[Data items]
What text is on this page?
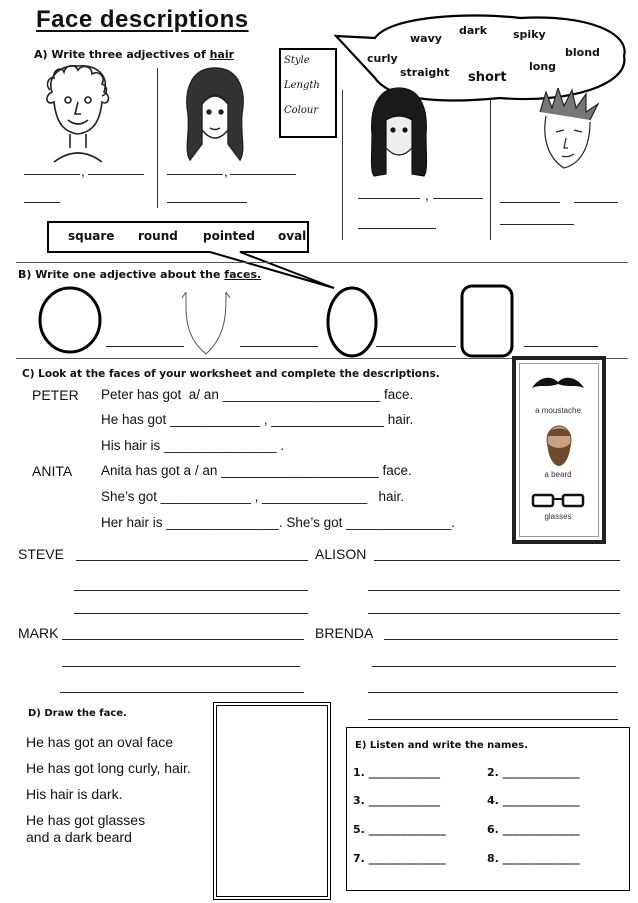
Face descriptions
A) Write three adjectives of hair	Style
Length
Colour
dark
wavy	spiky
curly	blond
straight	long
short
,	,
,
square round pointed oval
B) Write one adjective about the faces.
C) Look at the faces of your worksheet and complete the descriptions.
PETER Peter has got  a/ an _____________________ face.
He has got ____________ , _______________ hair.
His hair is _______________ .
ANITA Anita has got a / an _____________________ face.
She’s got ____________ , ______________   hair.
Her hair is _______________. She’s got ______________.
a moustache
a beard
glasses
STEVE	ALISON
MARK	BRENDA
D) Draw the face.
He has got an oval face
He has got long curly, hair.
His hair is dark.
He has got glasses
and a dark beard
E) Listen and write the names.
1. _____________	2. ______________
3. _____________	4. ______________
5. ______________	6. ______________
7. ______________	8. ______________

## Set exercise
List each line of the records that holds the string "curly".

## Answer below
curly	blond
He has got long curly, hair.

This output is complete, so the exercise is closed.